**** GIVEN INFORMATION

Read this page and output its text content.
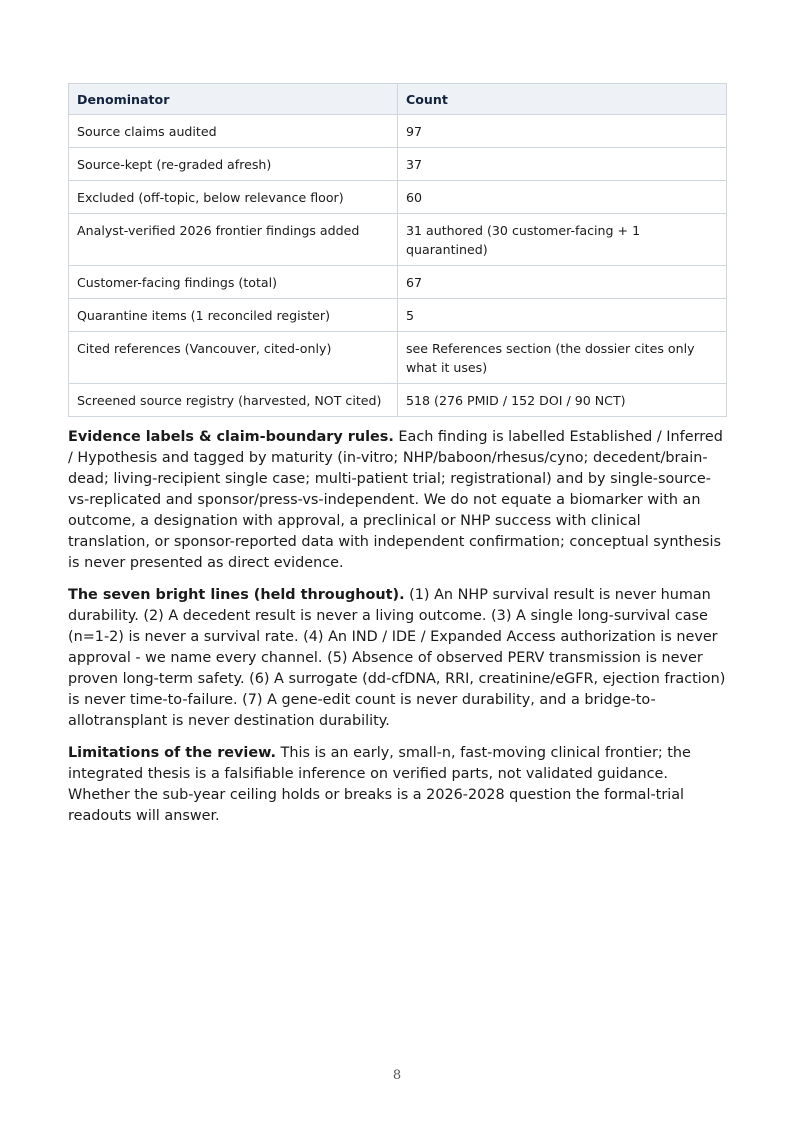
Denominator	Count
Source claims audited	97
Source-kept (re-graded afresh)	37
Excluded (off-topic, below relevance floor)	60
Analyst-verified 2026 frontier findings added	31 authored (30 customer-facing + 1 quarantined)
Customer-facing findings (total)	67
Quarantine items (1 reconciled register)	5
Cited references (Vancouver, cited-only)	see References section (the dossier cites only what it uses)
Screened source registry (harvested, NOT cited)	518 (276 PMID / 152 DOI / 90 NCT)

Evidence labels & claim-boundary rules. Each finding is labelled Established / Inferred / Hypothesis and tagged by maturity (in-vitro; NHP/baboon/rhesus/cyno; decedent/brain-dead; living-recipient single case; multi-patient trial; registrational) and by single-source-vs-replicated and sponsor/press-vs-independent. We do not equate a biomarker with an outcome, a designation with approval, a preclinical or NHP success with clinical translation, or sponsor-reported data with independent confirmation; conceptual synthesis is never presented as direct evidence.

The seven bright lines (held throughout). (1) An NHP survival result is never human durability. (2) A decedent result is never a living outcome. (3) A single long-survival case (n=1-2) is never a survival rate. (4) An IND / IDE / Expanded Access authorization is never approval - we name every channel. (5) Absence of observed PERV transmission is never proven long-term safety. (6) A surrogate (dd-cfDNA, RRI, creatinine/eGFR, ejection fraction) is never time-to-failure. (7) A gene-edit count is never durability, and a bridge-to-allotransplant is never destination durability.

Limitations of the review. This is an early, small-n, fast-moving clinical frontier; the integrated thesis is a falsifiable inference on verified parts, not validated guidance. Whether the sub-year ceiling holds or breaks is a 2026-2028 question the formal-trial readouts will answer.

8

********

> WRITTEN PROBLEM
Leave out the pictures and reproduce the rest of the listing exactly.

> TASK RESPONSE
Read this page and output its text content.
Denominator	Count
Source claims audited	97
Source-kept (re-graded afresh)	37
Excluded (off-topic, below relevance floor)	60
Analyst-verified 2026 frontier findings added	31 authored (30 customer-facing + 1 quarantined)
Customer-facing findings (total)	67
Quarantine items (1 reconciled register)	5
Cited references (Vancouver, cited-only)	see References section (the dossier cites only what it uses)
Screened source registry (harvested, NOT cited)	518 (276 PMID / 152 DOI / 90 NCT)

Evidence labels & claim-boundary rules. Each finding is labelled Established / Inferred / Hypothesis and tagged by maturity (in-vitro; NHP/baboon/rhesus/cyno; decedent/brain-dead; living-recipient single case; multi-patient trial; registrational) and by single-source-vs-replicated and sponsor/press-vs-independent. We do not equate a biomarker with an outcome, a designation with approval, a preclinical or NHP success with clinical translation, or sponsor-reported data with independent confirmation; conceptual synthesis is never presented as direct evidence.

The seven bright lines (held throughout). (1) An NHP survival result is never human durability. (2) A decedent result is never a living outcome. (3) A single long-survival case (n=1-2) is never a survival rate. (4) An IND / IDE / Expanded Access authorization is never approval - we name every channel. (5) Absence of observed PERV transmission is never proven long-term safety. (6) A surrogate (dd-cfDNA, RRI, creatinine/eGFR, ejection fraction) is never time-to-failure. (7) A gene-edit count is never durability, and a bridge-to-allotransplant is never destination durability.

Limitations of the review. This is an early, small-n, fast-moving clinical frontier; the integrated thesis is a falsifiable inference on verified parts, not validated guidance. Whether the sub-year ceiling holds or breaks is a 2026-2028 question the formal-trial readouts will answer.

8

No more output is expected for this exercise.